Aim: Work out how many lines in the listing below include the word "Demnach"; answer with the number alone.
######
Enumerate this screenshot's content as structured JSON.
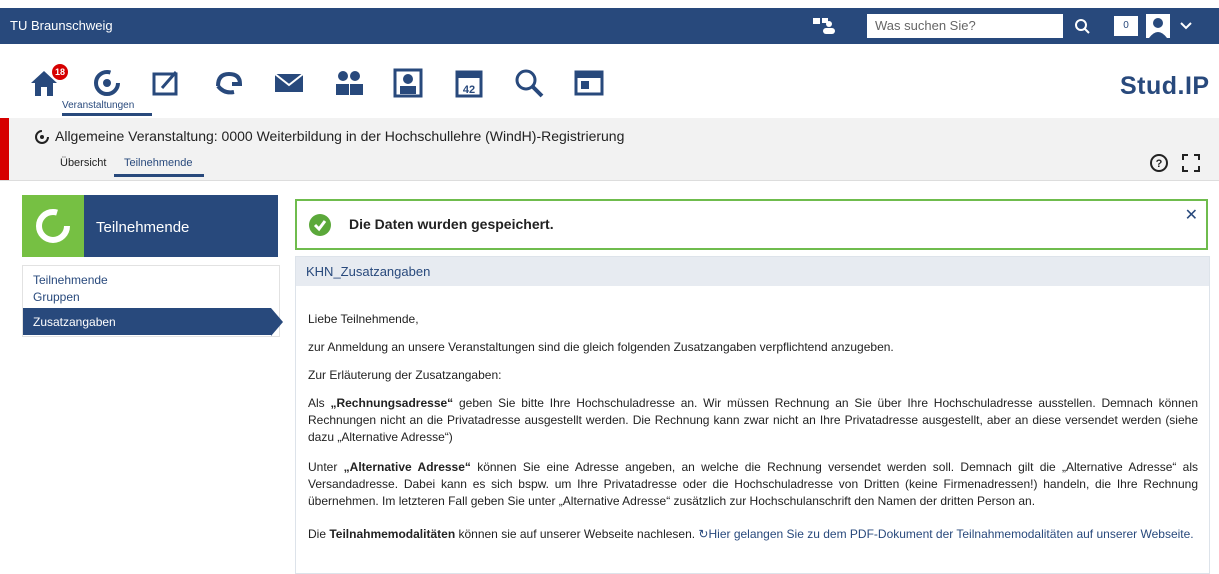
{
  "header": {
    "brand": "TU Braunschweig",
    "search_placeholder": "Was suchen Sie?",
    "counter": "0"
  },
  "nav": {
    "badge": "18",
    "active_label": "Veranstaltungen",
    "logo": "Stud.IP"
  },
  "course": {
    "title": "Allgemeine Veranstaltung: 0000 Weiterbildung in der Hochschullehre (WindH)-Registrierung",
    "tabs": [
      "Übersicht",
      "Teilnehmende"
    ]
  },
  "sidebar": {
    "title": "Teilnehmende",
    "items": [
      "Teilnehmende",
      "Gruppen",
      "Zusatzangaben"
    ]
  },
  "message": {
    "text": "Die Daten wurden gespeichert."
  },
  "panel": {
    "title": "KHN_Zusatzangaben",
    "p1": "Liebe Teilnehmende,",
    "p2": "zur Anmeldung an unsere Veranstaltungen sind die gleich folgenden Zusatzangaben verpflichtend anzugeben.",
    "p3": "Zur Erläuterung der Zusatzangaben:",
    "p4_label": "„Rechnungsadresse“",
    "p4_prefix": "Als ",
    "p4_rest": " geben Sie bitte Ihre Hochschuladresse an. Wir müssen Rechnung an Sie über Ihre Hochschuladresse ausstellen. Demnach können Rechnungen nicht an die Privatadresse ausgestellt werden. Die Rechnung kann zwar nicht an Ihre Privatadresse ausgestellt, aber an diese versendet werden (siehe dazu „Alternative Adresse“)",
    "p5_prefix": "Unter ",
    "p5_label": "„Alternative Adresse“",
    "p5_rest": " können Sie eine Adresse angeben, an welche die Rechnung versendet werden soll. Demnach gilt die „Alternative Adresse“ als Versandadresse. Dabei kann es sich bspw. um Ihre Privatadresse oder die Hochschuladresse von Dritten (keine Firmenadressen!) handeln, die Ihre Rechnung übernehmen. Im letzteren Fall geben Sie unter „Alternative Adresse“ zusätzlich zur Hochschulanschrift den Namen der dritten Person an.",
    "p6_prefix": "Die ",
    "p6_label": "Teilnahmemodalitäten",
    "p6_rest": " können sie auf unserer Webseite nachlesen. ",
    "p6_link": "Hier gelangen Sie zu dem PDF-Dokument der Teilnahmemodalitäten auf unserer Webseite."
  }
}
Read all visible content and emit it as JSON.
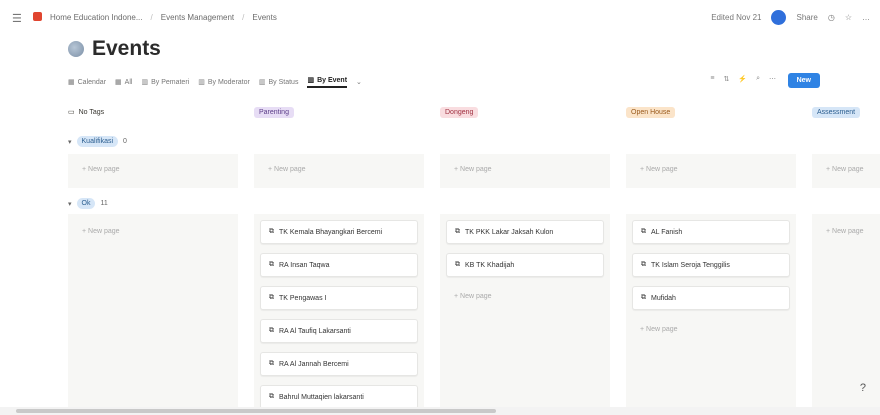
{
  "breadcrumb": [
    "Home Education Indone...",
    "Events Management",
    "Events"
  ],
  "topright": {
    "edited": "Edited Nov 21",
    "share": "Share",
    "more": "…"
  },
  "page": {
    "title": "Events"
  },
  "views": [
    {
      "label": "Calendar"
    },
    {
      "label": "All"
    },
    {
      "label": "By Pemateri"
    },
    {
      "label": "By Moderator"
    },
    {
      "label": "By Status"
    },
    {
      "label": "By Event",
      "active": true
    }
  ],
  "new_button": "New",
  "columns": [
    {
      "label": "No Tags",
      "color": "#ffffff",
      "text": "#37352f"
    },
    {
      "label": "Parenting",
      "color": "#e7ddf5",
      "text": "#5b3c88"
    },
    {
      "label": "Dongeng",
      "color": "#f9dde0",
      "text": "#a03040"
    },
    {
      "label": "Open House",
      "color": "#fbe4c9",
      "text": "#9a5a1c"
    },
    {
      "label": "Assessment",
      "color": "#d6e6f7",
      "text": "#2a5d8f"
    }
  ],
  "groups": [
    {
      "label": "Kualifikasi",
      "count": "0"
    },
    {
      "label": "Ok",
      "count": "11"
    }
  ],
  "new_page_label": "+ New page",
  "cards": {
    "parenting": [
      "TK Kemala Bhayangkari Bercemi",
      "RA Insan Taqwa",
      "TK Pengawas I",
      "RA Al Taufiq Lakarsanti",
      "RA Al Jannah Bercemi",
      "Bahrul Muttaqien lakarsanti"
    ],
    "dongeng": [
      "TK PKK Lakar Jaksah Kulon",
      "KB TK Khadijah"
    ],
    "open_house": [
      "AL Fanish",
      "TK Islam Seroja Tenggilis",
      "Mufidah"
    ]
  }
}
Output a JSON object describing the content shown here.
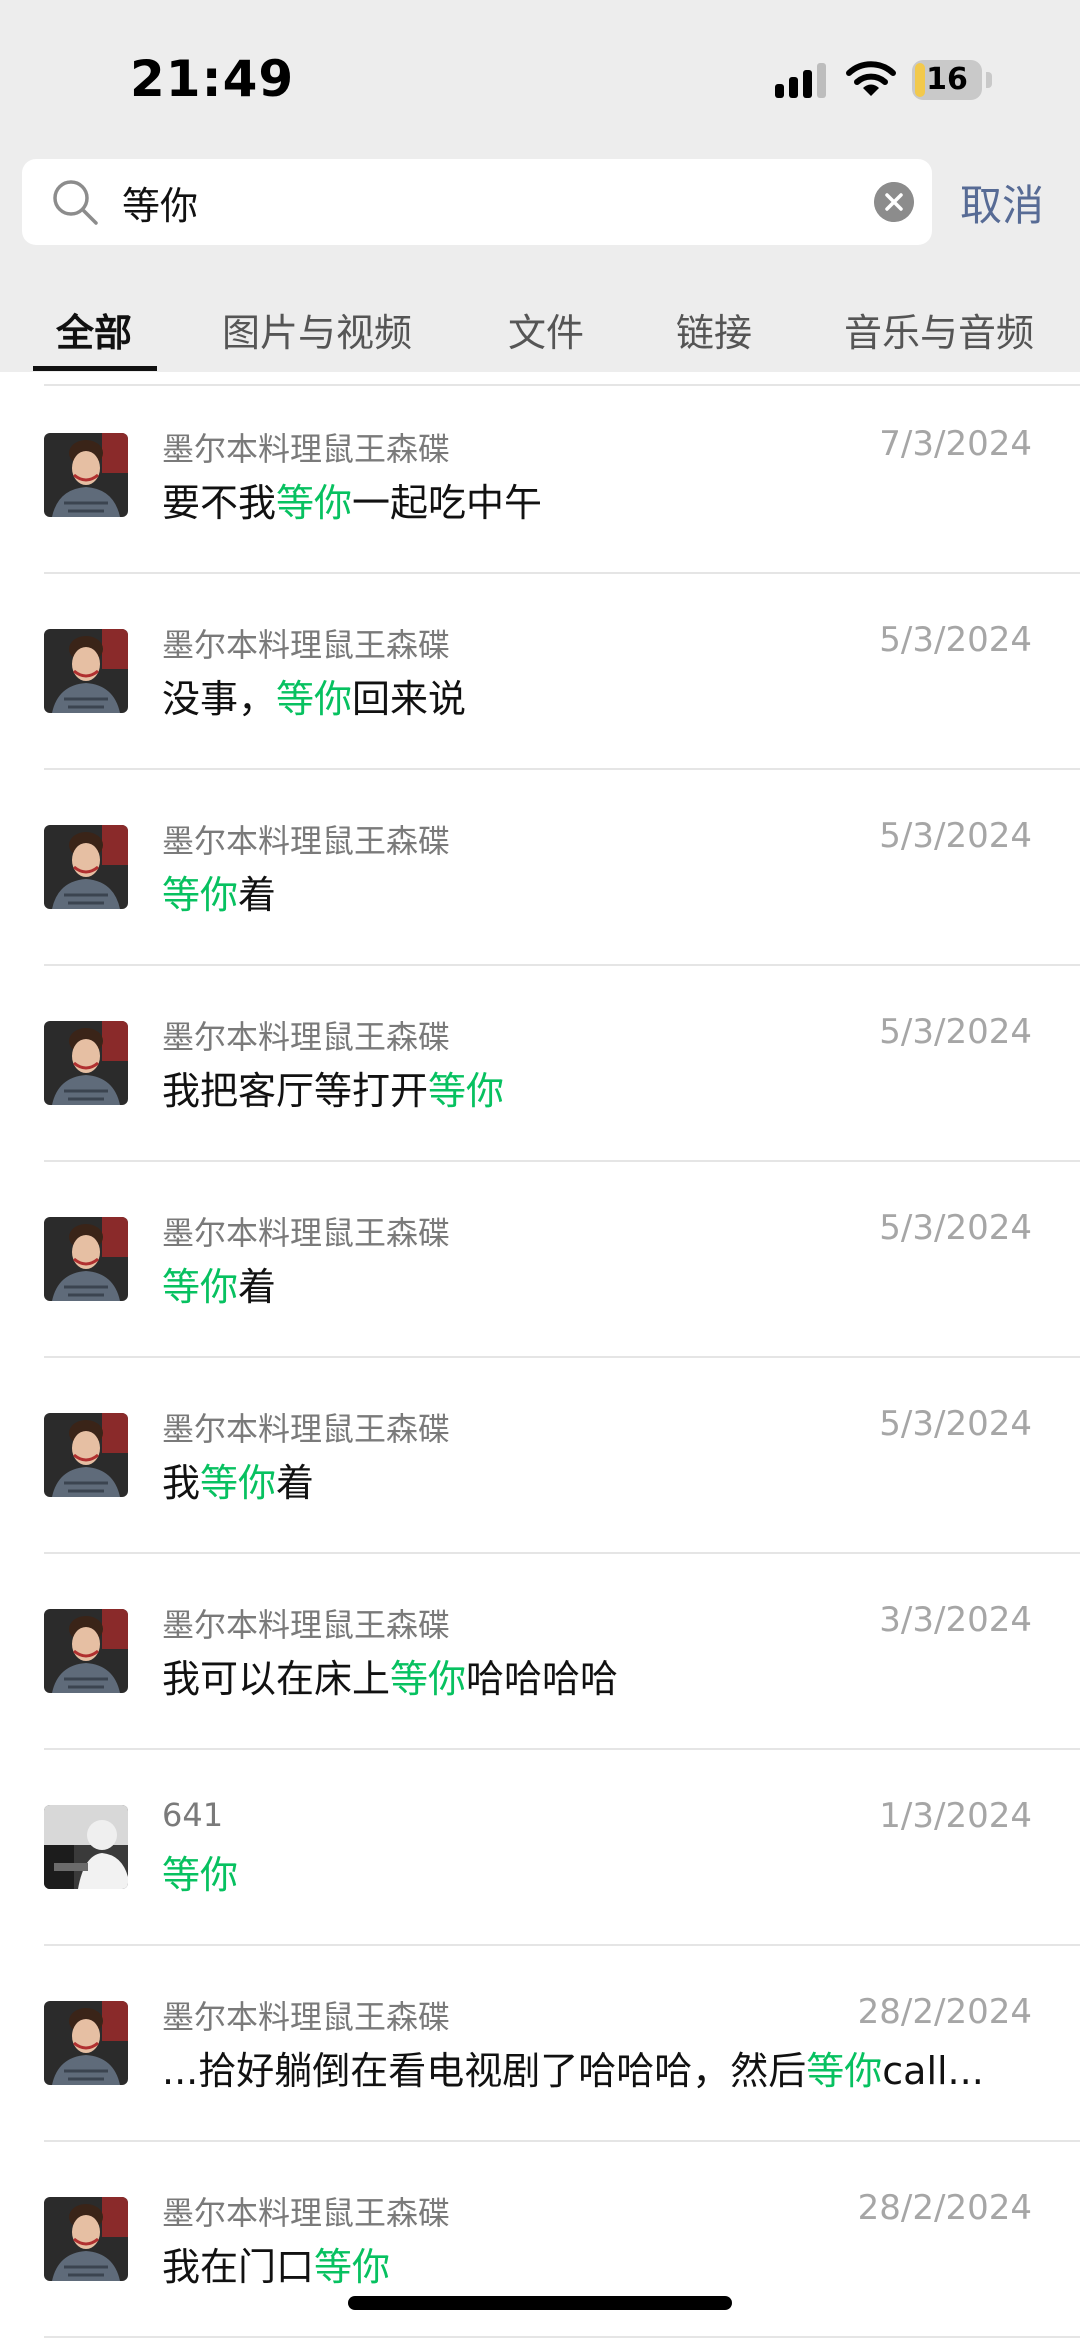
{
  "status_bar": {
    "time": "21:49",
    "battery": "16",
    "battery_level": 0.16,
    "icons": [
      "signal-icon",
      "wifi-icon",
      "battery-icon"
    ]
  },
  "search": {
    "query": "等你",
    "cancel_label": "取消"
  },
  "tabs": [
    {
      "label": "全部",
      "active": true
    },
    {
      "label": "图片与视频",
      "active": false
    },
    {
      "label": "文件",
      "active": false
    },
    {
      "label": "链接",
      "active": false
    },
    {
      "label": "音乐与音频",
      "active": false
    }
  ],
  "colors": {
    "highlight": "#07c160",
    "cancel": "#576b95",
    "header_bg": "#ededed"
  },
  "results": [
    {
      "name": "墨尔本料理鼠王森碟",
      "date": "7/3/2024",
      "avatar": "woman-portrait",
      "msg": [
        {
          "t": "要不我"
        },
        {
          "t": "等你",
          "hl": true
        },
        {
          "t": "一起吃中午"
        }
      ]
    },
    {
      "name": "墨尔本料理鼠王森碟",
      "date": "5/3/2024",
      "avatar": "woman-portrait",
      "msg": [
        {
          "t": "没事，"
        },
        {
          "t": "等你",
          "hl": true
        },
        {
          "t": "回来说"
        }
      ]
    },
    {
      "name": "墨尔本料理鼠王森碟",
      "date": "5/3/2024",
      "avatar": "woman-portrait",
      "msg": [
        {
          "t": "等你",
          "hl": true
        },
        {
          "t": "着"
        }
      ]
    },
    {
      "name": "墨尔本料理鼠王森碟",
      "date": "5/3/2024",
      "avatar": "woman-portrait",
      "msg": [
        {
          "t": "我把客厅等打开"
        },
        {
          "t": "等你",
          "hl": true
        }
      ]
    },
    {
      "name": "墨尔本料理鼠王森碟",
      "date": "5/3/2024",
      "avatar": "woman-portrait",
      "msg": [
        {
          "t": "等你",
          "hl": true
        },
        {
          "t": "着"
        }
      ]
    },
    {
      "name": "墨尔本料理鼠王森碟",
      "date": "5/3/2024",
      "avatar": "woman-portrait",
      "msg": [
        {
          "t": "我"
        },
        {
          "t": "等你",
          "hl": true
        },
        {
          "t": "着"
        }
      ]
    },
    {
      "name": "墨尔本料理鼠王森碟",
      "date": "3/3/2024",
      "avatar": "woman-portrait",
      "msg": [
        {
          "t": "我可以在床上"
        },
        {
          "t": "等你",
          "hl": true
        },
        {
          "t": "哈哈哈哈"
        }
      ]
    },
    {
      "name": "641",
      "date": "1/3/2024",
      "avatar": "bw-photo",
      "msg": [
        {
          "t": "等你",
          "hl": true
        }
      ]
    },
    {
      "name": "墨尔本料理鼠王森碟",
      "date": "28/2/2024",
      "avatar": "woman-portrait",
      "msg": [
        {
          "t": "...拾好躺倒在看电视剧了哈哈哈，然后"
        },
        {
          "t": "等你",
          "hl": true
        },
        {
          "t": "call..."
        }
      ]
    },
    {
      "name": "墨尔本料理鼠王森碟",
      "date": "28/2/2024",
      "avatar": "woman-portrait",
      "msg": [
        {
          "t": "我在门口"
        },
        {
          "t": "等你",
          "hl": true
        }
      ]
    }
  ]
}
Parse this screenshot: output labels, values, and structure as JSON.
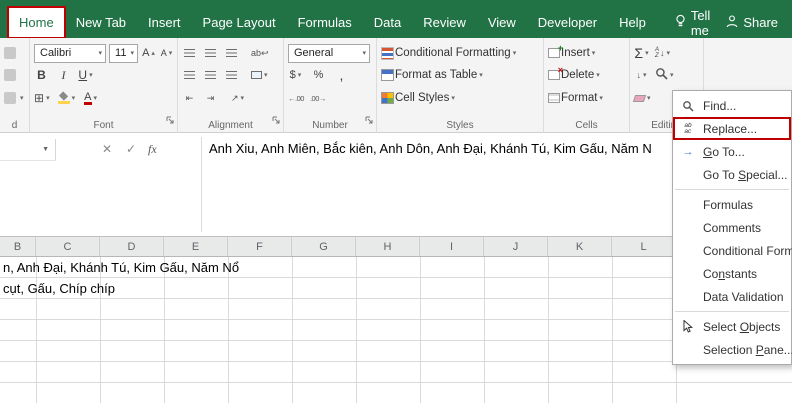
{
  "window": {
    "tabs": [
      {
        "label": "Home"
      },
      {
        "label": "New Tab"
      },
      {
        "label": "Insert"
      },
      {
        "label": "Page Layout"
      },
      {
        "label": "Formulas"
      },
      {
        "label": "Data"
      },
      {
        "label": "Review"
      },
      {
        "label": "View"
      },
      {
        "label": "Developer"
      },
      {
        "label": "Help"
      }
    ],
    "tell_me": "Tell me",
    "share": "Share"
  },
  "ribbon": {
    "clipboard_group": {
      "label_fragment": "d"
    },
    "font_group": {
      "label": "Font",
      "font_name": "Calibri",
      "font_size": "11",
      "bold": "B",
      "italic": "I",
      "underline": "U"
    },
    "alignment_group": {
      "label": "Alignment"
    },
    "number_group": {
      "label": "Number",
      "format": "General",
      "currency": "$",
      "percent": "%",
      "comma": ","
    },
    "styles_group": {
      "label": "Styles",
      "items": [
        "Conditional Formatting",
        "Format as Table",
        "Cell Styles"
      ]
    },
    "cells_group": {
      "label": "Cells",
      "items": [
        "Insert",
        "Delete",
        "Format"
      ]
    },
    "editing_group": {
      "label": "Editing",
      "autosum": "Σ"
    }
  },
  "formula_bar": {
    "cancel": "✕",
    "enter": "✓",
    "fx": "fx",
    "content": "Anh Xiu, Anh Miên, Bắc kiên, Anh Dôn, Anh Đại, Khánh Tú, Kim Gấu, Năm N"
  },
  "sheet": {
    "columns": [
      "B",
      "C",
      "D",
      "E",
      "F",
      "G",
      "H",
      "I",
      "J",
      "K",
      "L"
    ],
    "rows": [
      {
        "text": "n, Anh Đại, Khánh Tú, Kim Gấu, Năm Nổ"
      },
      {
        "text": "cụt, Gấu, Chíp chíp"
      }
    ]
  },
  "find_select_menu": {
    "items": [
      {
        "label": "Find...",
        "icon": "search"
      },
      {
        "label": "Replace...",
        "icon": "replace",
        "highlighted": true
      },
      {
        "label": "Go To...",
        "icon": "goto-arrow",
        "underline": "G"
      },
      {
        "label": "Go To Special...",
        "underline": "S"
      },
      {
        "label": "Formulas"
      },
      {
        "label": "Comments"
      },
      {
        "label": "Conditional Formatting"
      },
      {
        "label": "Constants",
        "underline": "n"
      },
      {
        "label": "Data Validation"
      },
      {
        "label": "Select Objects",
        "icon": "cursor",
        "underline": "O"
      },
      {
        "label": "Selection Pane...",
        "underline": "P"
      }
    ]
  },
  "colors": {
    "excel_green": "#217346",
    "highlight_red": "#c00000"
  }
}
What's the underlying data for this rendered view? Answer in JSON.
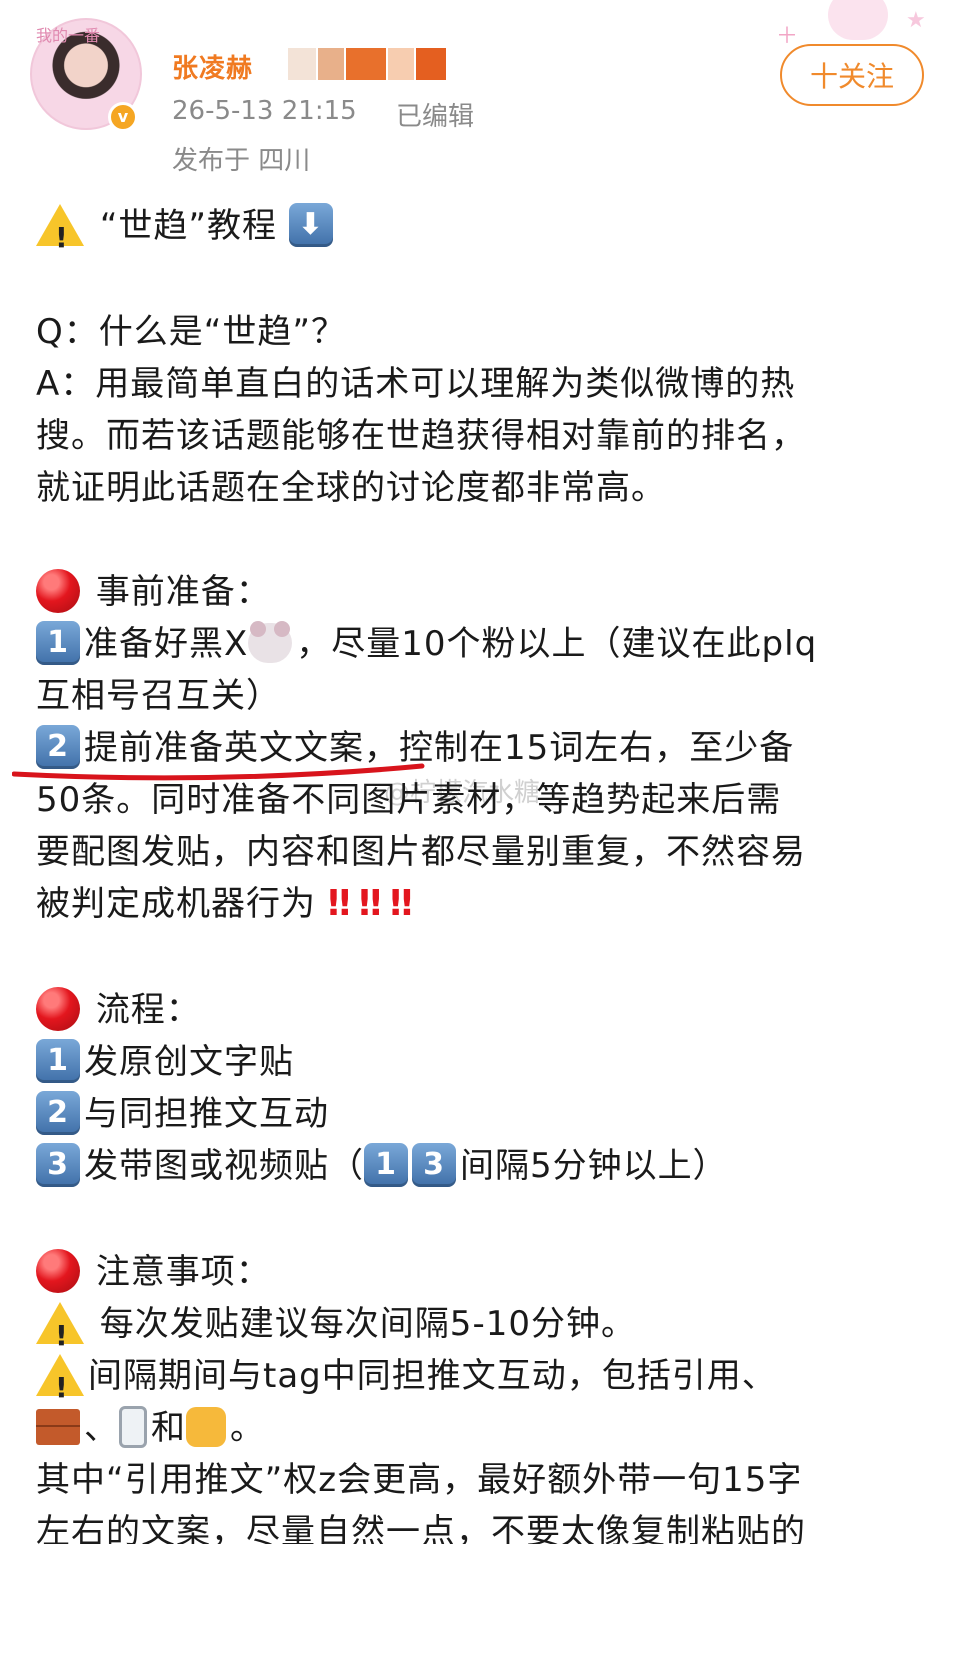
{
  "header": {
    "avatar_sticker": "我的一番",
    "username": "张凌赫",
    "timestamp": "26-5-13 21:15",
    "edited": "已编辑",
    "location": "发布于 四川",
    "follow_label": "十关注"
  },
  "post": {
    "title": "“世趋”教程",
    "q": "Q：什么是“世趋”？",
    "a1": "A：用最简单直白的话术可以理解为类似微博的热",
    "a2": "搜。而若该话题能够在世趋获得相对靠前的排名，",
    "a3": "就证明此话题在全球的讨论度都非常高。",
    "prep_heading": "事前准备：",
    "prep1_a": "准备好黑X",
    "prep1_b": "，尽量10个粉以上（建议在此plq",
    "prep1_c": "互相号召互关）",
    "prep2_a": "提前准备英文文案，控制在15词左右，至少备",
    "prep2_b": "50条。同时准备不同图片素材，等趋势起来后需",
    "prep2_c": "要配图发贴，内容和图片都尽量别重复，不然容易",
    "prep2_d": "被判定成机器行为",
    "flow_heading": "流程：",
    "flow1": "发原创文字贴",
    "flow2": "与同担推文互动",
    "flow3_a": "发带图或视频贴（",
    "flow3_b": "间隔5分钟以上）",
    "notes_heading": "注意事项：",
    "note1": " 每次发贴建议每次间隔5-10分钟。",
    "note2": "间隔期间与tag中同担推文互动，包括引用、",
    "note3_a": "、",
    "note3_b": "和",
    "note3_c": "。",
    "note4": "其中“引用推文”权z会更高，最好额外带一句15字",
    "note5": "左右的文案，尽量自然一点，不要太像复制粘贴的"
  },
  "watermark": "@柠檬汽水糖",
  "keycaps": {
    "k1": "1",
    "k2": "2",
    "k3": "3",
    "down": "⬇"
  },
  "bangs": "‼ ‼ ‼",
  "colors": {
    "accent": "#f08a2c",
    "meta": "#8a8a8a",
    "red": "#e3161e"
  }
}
######
Result of this task: 2